Ed è qua che però qualcosa accade. Difatti la stagione, numericamente inferiore anche alla precedente nei Warriors, comunque gli permette di essere al centro di un altro scambio che Marco e la dirigenza dei Raptors accettano, anche perché il ruolo di shooting guard a Toronto ormai è saldamente nelle mani di Demar DeRozan e per lui le prospettive di giocare sono poche.

Giocare poco e farlo persino in una squadra dal record drammaticamente perdente? No, non fa parte del suo progetto ambizioso.

Lo scambio lo porta a New Orleans negli Hornets che si sono trasferiti qua da Charlotte. La squadra è in mano a Chris Paul, talento emergente, probabilmente destinato a diventare a breve la miglior point guard pura della lega. E qua, finalmente, la prima svolta della sua carriera. Lo spot da titolare ma soprattutto la fiducia dei compagni, di CP3 (Chris Paul, per appunto) in particolare.

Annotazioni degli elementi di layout
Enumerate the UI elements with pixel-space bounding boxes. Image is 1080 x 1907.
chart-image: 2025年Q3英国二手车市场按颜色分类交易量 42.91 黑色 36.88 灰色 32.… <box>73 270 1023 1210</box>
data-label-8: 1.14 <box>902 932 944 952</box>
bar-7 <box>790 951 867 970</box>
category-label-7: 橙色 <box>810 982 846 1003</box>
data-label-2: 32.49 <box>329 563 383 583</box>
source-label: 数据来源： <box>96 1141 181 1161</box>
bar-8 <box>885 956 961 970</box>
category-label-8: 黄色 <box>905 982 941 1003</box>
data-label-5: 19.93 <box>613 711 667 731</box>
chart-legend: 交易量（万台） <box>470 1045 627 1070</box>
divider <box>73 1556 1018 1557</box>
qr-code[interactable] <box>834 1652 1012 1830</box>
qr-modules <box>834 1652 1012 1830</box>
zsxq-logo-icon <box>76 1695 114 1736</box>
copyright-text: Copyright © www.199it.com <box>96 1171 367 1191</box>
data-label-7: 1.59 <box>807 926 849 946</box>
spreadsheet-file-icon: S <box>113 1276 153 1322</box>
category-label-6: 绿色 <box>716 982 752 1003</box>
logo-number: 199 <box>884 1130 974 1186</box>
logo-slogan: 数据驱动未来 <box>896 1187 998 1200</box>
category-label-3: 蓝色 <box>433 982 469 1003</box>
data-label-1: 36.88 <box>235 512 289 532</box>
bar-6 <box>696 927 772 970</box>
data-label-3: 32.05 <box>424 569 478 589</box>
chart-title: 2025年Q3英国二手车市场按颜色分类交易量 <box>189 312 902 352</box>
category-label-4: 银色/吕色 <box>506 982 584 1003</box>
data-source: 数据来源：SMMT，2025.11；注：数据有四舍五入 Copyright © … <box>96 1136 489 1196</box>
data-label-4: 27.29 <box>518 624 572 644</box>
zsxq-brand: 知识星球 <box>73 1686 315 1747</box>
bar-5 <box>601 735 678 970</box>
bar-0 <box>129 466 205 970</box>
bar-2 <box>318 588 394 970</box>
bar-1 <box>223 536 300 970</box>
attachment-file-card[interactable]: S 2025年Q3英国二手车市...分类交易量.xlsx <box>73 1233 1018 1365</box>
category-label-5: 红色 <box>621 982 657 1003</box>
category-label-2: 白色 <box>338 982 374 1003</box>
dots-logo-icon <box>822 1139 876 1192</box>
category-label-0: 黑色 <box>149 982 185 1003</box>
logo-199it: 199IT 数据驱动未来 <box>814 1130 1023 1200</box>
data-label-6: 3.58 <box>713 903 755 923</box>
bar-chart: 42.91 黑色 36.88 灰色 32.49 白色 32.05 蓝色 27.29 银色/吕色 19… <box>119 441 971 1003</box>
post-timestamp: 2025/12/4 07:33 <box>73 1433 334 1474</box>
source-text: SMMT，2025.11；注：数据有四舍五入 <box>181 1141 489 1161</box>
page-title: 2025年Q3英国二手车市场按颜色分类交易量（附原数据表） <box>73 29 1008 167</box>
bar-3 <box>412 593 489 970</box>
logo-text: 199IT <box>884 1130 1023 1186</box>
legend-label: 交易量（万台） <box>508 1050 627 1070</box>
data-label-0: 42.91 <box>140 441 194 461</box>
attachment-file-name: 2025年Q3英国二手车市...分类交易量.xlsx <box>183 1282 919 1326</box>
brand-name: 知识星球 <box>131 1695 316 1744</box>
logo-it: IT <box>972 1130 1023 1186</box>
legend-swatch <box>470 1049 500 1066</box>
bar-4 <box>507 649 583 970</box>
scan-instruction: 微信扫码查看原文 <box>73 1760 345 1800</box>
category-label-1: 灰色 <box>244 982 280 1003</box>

:: COMPITO BREVE 1 ::
Riassumi in due frasi il brano sulla carriera di Marco.
:: COMPITO BREVE 2 ::
Prosegui il brano sulla carriera di Marco a partire dal punto in cui si interrompe.

:: RISPOSTA SCRITTA 1 ::
A Toronto il ruolo di shooting guard appartiene ormai saldamente a Demar DeRozan, e per questo Marco e la dirigenza dei Raptors accettano uno scambio che gli offre più prospettive di gioco. Lo scambio lo porta a New Orleans, negli Hornets guidati da Chris Paul, dove arriva la prima svolta della sua carriera: il posto da titolare e soprattutto la fiducia dei compagni, in particolare di CP3.

:: RISPOSTA SCRITTA 2 ::
Marco è finalmente protagonista, la franchigia ha la migliore partenza dalla sua storia e la stagione si chiude con circa 10 punti a partita, quasi 25 minuti di impiego e, udite bene, il 40% dall’arco dei tre punti. Cifre importanti, ma soprattutto l’approdo ai playoff. La carriera di Belinelli pare finalmente bene incanalata, ma nell’estate 2012 avviene l’altra svolta, quella a mio avviso che ha fatto davvero la differenza nella sua storia, ancora più del passaggio agli Spurs con cui vincerà l’anello.

Marco viene ingaggiato dalla franchigia che da piccolo guardava vincere un anello dopo l’altro, trascinati dal più grande giocatore di ogni tempo, Michael Jordan, e la squadra si, sono i Chicago Bulls. Pur di andare a Chicago accetta un contratto ad ingaggio ridotto, segno fortissimo della sua ferrea volontà di lasciare un segno nella lega e non limitarsi a far lasciare un segno della lega nel suo conto bancario.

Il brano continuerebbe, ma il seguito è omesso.